■ **JOB**:
Copy every line of the entries below word for word, with each character and line in its original order.
***** DATA TO PROCESS
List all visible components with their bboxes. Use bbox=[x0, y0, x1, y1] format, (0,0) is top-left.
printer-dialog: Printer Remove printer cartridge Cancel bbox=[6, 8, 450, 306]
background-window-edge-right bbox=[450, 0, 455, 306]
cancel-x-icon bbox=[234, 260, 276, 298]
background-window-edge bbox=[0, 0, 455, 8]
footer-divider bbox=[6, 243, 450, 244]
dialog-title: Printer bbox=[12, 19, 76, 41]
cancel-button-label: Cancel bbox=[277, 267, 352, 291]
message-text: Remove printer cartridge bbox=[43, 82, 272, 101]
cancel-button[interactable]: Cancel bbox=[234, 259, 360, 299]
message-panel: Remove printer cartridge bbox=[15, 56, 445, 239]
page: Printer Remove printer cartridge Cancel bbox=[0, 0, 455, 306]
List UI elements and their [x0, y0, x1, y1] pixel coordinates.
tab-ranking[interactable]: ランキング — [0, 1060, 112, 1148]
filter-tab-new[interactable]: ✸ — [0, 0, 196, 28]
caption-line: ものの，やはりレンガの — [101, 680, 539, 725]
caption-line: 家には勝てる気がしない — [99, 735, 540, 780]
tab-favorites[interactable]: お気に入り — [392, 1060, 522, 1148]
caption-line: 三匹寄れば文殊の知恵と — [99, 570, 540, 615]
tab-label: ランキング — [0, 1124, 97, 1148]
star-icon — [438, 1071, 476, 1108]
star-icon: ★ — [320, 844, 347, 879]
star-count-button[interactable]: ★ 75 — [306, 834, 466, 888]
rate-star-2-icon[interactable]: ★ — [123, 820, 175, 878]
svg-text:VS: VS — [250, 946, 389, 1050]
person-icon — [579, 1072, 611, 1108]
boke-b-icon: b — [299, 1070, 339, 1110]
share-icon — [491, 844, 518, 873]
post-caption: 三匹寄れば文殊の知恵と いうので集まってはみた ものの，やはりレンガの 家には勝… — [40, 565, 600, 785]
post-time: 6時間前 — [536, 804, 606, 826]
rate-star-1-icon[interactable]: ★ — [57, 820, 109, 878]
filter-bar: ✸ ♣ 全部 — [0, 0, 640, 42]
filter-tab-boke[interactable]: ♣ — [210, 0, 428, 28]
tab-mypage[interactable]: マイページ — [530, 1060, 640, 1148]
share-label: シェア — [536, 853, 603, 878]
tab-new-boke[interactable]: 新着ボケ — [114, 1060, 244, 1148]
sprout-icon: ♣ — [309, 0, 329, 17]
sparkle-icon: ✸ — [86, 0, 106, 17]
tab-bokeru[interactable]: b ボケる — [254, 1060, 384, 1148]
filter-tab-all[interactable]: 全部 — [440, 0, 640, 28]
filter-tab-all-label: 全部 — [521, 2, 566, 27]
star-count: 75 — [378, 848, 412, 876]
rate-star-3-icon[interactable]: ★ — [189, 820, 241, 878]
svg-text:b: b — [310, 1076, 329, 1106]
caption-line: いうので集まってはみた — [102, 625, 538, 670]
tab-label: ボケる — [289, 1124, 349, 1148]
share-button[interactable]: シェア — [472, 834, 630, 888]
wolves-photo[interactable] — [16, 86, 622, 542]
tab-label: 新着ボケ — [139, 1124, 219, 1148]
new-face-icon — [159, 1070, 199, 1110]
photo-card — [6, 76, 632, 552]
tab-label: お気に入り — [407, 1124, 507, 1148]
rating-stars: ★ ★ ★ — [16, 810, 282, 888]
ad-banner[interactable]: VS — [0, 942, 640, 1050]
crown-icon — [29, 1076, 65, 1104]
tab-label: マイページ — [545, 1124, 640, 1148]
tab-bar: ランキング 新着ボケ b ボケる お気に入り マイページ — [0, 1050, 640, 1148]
**********
■ **ANSWER TO THIS PROBLEM**:
List all visible components with their bboxes. Use bbox=[x0, y0, x1, y1] format, (0,0) is top-left.
printer-dialog: Printer Remove printer cartridge Cancel bbox=[6, 8, 450, 306]
background-window-edge-right bbox=[450, 0, 455, 306]
cancel-x-icon bbox=[234, 260, 276, 298]
background-window-edge bbox=[0, 0, 455, 8]
footer-divider bbox=[6, 243, 450, 244]
dialog-title: Printer bbox=[12, 19, 76, 41]
cancel-button-label: Cancel bbox=[277, 267, 352, 291]
message-text: Remove printer cartridge bbox=[43, 82, 272, 101]
cancel-button[interactable]: Cancel bbox=[234, 259, 360, 299]
message-panel: Remove printer cartridge bbox=[15, 56, 445, 239]
page: Printer Remove printer cartridge Cancel bbox=[0, 0, 455, 306]
List UI elements and their [x0, y0, x1, y1] pixel coordinates.
tab-ranking[interactable]: ランキング — [0, 1060, 112, 1148]
filter-tab-new[interactable]: ✸ — [0, 0, 196, 28]
caption-line: ものの，やはりレンガの — [101, 680, 539, 725]
caption-line: 家には勝てる気がしない — [99, 735, 540, 780]
tab-favorites[interactable]: お気に入り — [392, 1060, 522, 1148]
caption-line: 三匹寄れば文殊の知恵と — [99, 570, 540, 615]
tab-label: ランキング — [0, 1124, 97, 1148]
star-icon — [438, 1071, 476, 1108]
star-icon: ★ — [320, 844, 347, 879]
star-count-button[interactable]: ★ 75 — [306, 834, 466, 888]
rate-star-2-icon[interactable]: ★ — [123, 820, 175, 878]
svg-text:VS: VS — [250, 946, 389, 1050]
person-icon — [579, 1072, 611, 1108]
boke-b-icon: b — [299, 1070, 339, 1110]
share-icon — [491, 844, 518, 873]
post-caption: 三匹寄れば文殊の知恵と いうので集まってはみた ものの，やはりレンガの 家には勝… — [40, 565, 600, 785]
post-time: 6時間前 — [536, 804, 606, 826]
rate-star-1-icon[interactable]: ★ — [57, 820, 109, 878]
filter-bar: ✸ ♣ 全部 — [0, 0, 640, 42]
filter-tab-boke[interactable]: ♣ — [210, 0, 428, 28]
tab-mypage[interactable]: マイページ — [530, 1060, 640, 1148]
share-label: シェア — [536, 853, 603, 878]
tab-new-boke[interactable]: 新着ボケ — [114, 1060, 244, 1148]
sprout-icon: ♣ — [309, 0, 329, 17]
sparkle-icon: ✸ — [86, 0, 106, 17]
tab-bokeru[interactable]: b ボケる — [254, 1060, 384, 1148]
filter-tab-all[interactable]: 全部 — [440, 0, 640, 28]
filter-tab-all-label: 全部 — [521, 2, 566, 27]
star-count: 75 — [378, 848, 412, 876]
rate-star-3-icon[interactable]: ★ — [189, 820, 241, 878]
svg-text:b: b — [310, 1076, 329, 1106]
caption-line: いうので集まってはみた — [102, 625, 538, 670]
tab-label: ボケる — [289, 1124, 349, 1148]
share-button[interactable]: シェア — [472, 834, 630, 888]
wolves-photo[interactable] — [16, 86, 622, 542]
tab-label: 新着ボケ — [139, 1124, 219, 1148]
new-face-icon — [159, 1070, 199, 1110]
photo-card — [6, 76, 632, 552]
tab-label: お気に入り — [407, 1124, 507, 1148]
rating-stars: ★ ★ ★ — [16, 810, 282, 888]
ad-banner[interactable]: VS — [0, 942, 640, 1050]
crown-icon — [29, 1076, 65, 1104]
tab-label: マイページ — [545, 1124, 640, 1148]
tab-bar: ランキング 新着ボケ b ボケる お気に入り マイページ — [0, 1050, 640, 1148]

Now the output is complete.